## [Task to carry out]
Write out each entry, exactly the way it appears.

Dataset listings of figures
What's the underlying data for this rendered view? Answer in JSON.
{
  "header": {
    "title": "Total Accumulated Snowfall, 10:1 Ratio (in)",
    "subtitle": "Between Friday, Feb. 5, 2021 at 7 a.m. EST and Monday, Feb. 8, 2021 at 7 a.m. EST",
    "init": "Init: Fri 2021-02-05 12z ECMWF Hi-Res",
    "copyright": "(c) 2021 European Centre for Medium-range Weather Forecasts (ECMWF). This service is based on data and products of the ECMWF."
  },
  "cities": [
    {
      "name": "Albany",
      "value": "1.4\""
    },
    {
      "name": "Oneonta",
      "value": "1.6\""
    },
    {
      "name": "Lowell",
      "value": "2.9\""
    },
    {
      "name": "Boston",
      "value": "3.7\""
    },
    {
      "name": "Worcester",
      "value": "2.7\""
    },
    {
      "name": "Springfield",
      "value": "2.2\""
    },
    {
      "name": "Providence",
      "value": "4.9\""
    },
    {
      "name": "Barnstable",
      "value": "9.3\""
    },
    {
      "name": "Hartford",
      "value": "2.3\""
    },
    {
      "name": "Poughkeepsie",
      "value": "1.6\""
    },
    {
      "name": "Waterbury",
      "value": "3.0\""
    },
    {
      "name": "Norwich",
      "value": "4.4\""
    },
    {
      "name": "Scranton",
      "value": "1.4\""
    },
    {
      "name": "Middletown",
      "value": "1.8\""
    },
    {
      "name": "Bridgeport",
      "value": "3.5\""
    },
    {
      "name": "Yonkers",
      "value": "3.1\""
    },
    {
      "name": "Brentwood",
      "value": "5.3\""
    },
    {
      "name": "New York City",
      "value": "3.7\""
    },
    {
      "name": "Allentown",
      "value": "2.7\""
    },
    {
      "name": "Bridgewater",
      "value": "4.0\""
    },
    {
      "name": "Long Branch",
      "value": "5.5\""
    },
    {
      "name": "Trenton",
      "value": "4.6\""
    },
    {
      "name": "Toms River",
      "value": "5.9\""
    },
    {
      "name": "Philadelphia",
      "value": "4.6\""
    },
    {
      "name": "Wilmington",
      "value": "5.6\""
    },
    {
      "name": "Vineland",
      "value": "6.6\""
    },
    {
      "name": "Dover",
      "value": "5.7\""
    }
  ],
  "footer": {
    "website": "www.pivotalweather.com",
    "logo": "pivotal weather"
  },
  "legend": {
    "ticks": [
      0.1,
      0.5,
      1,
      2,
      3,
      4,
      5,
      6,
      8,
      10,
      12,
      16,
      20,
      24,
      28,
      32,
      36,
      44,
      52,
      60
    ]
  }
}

## [Response to the task]
What's the underlying data for this rendered view? Answer in JSON.
{
  "header": {
    "title": "Total Accumulated Snowfall, 10:1 Ratio (in)",
    "subtitle": "Between Friday, Feb. 5, 2021 at 7 a.m. EST and Monday, Feb. 8, 2021 at 7 a.m. EST",
    "init": "Init: Fri 2021-02-05 12z ECMWF Hi-Res",
    "copyright": "(c) 2021 European Centre for Medium-range Weather Forecasts (ECMWF). This service is based on data and products of the ECMWF."
  },
  "cities": [
    {
      "name": "Albany",
      "value": "1.4\""
    },
    {
      "name": "Oneonta",
      "value": "1.6\""
    },
    {
      "name": "Lowell",
      "value": "2.9\""
    },
    {
      "name": "Boston",
      "value": "3.7\""
    },
    {
      "name": "Worcester",
      "value": "2.7\""
    },
    {
      "name": "Springfield",
      "value": "2.2\""
    },
    {
      "name": "Providence",
      "value": "4.9\""
    },
    {
      "name": "Barnstable",
      "value": "9.3\""
    },
    {
      "name": "Hartford",
      "value": "2.3\""
    },
    {
      "name": "Poughkeepsie",
      "value": "1.6\""
    },
    {
      "name": "Waterbury",
      "value": "3.0\""
    },
    {
      "name": "Norwich",
      "value": "4.4\""
    },
    {
      "name": "Scranton",
      "value": "1.4\""
    },
    {
      "name": "Middletown",
      "value": "1.8\""
    },
    {
      "name": "Bridgeport",
      "value": "3.5\""
    },
    {
      "name": "Yonkers",
      "value": "3.1\""
    },
    {
      "name": "Brentwood",
      "value": "5.3\""
    },
    {
      "name": "New York City",
      "value": "3.7\""
    },
    {
      "name": "Allentown",
      "value": "2.7\""
    },
    {
      "name": "Bridgewater",
      "value": "4.0\""
    },
    {
      "name": "Long Branch",
      "value": "5.5\""
    },
    {
      "name": "Trenton",
      "value": "4.6\""
    },
    {
      "name": "Toms River",
      "value": "5.9\""
    },
    {
      "name": "Philadelphia",
      "value": "4.6\""
    },
    {
      "name": "Wilmington",
      "value": "5.6\""
    },
    {
      "name": "Vineland",
      "value": "6.6\""
    },
    {
      "name": "Dover",
      "value": "5.7\""
    }
  ],
  "footer": {
    "website": "www.pivotalweather.com",
    "logo": "pivotal weather"
  },
  "legend": {
    "ticks": [
      0.1,
      0.5,
      1,
      2,
      3,
      4,
      5,
      6,
      8,
      10,
      12,
      16,
      20,
      24,
      28,
      32,
      36,
      44,
      52,
      60
    ]
  }
}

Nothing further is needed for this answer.